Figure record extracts
——
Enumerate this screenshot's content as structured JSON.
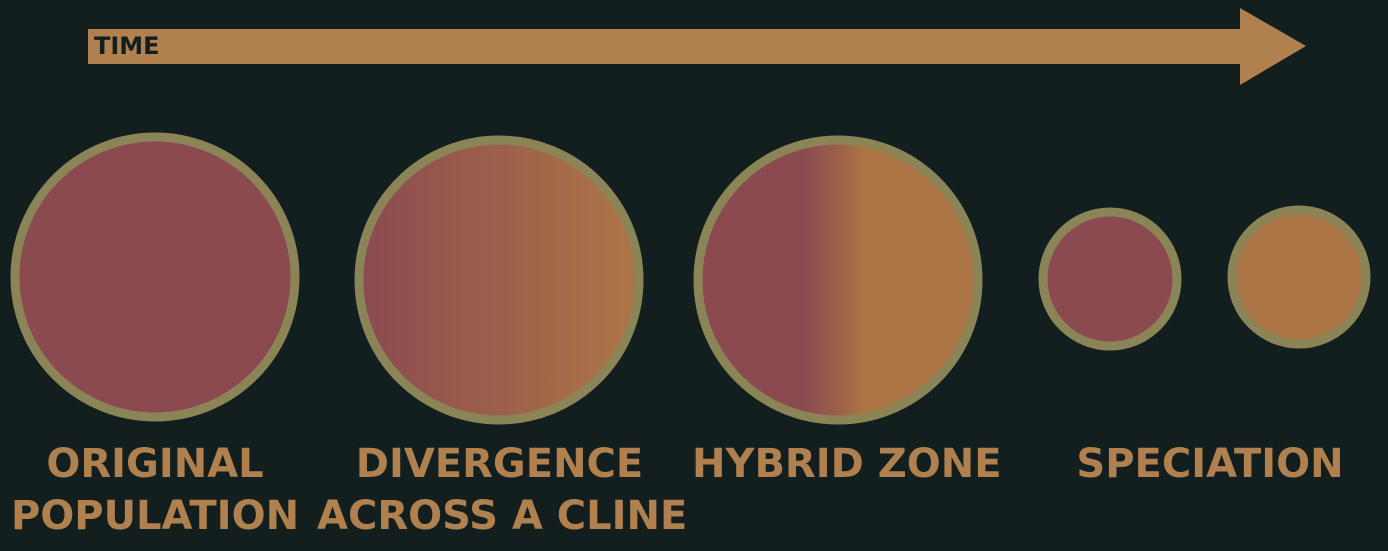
{
  "arrow": {
    "label": "TIME"
  },
  "stages": [
    {
      "id": "original",
      "lines": [
        "ORIGINAL",
        "POPULATION"
      ]
    },
    {
      "id": "divergence",
      "lines": [
        "DIVERGENCE",
        "ACROSS A CLINE"
      ]
    },
    {
      "id": "hybrid",
      "lines": [
        "HYBRID ZONE"
      ]
    },
    {
      "id": "speciation",
      "lines": [
        "SPECIATION"
      ]
    }
  ],
  "colors": {
    "background": "#131f1f",
    "arrow_fill": "#b0814f",
    "circle_border": "#8a8457",
    "population_a": "#8a4a50",
    "population_b": "#ad7646",
    "label_text": "#b0814f"
  }
}
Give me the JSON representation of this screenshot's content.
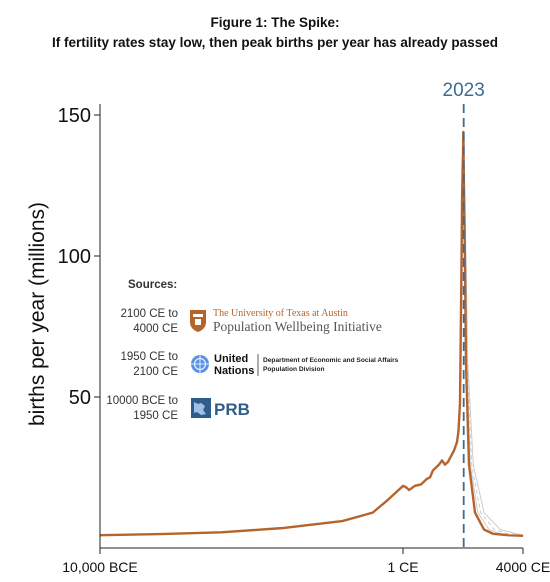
{
  "figure": {
    "title": "Figure 1: The Spike:",
    "subtitle": "If fertility rates stay low, then peak births per year has already passed"
  },
  "chart_data": {
    "type": "line",
    "ylabel": "births per year (millions)",
    "xlabel": "",
    "x_ticks": [
      "10,000 BCE",
      "1 CE",
      "4000 CE"
    ],
    "y_ticks": [
      50,
      100,
      150
    ],
    "ylim": [
      0,
      152
    ],
    "grid": false,
    "marker": {
      "label": "2023",
      "color": "#3d6b95"
    },
    "colors": {
      "main": "#b5652c",
      "alt": "#cccccc",
      "axis": "#222222"
    },
    "series": [
      {
        "x": [
          "10,000 BCE",
          "8000 BCE",
          "6000 BCE",
          "4000 BCE",
          "2000 BCE",
          "1000 BCE",
          "500 BCE",
          "200 BCE",
          "1 CE",
          "100 CE",
          "200 CE",
          "400 CE",
          "600 CE",
          "700 CE",
          "800 CE",
          "900 CE",
          "1000 CE",
          "1100 CE",
          "1200 CE",
          "1300 CE",
          "1400 CE",
          "1500 CE",
          "1600 CE",
          "1700 CE",
          "1800 CE",
          "1850 CE",
          "1900 CE",
          "1950 CE",
          "1960 CE",
          "1970 CE",
          "1990 CE",
          "2000 CE",
          "2012 CE",
          "2016 CE",
          "2020 CE",
          "2023 CE",
          "2030 CE",
          "2050 CE",
          "2070 CE",
          "2100 CE",
          "2200 CE",
          "2400 CE",
          "2700 CE",
          "3000 CE",
          "3500 CE",
          "4000 CE"
        ],
        "values": [
          1,
          1.4,
          2,
          3.5,
          6,
          9,
          13.5,
          16.5,
          18.5,
          18,
          17,
          18.5,
          19,
          20,
          21,
          21.5,
          24,
          25,
          26,
          27.5,
          26,
          27,
          29,
          31,
          34,
          38,
          48,
          97,
          108,
          121,
          132,
          136,
          144,
          141,
          133,
          132,
          126,
          112,
          94,
          62,
          26,
          9,
          3,
          1.5,
          1,
          0.8
        ]
      }
    ]
  },
  "sources": {
    "heading": "Sources:",
    "items": [
      {
        "range": [
          "2100 CE to",
          "4000 CE"
        ],
        "org_line1": "The University of Texas at Austin",
        "org_line2": "Population Wellbeing Initiative",
        "icon": "ut-austin-seal-icon"
      },
      {
        "range": [
          "1950 CE to",
          "2100 CE"
        ],
        "org_line1": "United",
        "org_line2": "Nations",
        "dept_line1": "Department of Economic and Social Affairs",
        "dept_line2": "Population Division",
        "icon": "un-emblem-icon"
      },
      {
        "range": [
          "10000 BCE to",
          "1950 CE"
        ],
        "org_line1": "PRB",
        "icon": "prb-logo-icon"
      }
    ]
  }
}
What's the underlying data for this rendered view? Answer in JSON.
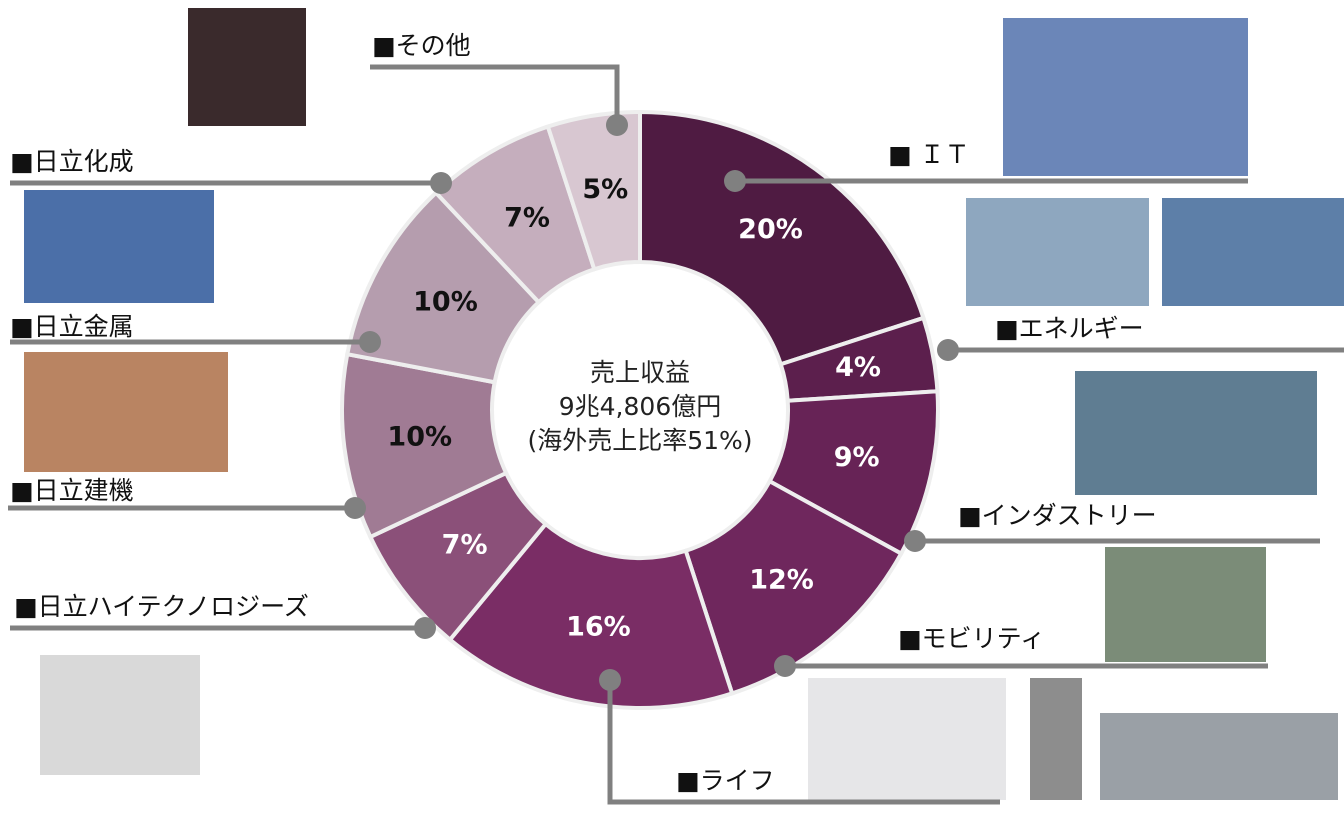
{
  "chart_data": {
    "type": "donut",
    "categories": [
      "■ ＩＴ",
      "■エネルギー",
      "■インダストリー",
      "■モビリティ",
      "■ライフ",
      "■日立ハイテクノロジーズ",
      "■日立建機",
      "■日立金属",
      "■日立化成",
      "■その他"
    ],
    "values": [
      20,
      4,
      9,
      12,
      16,
      7,
      10,
      10,
      7,
      5
    ],
    "value_labels": [
      "20%",
      "4%",
      "9%",
      "12%",
      "16%",
      "7%",
      "10%",
      "10%",
      "7%",
      "5%"
    ],
    "colors": [
      "#4f1b42",
      "#5c1f4d",
      "#672356",
      "#6f275d",
      "#7a2d65",
      "#8b5079",
      "#a07b94",
      "#b59dae",
      "#c5aebd",
      "#d8c7d1"
    ],
    "center_text": [
      "売上収益",
      "9兆4,806億円",
      "(海外売上比率51%)"
    ]
  }
}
——
* _DIRECTIVE_
Scan the records above for the string "year", then select every line that holds it.

* _WORKED SOLUTION_
    "subtitle": "If fertility rates stay low, then peak births per year has already passed"
    "ylabel": "births per year (millions)",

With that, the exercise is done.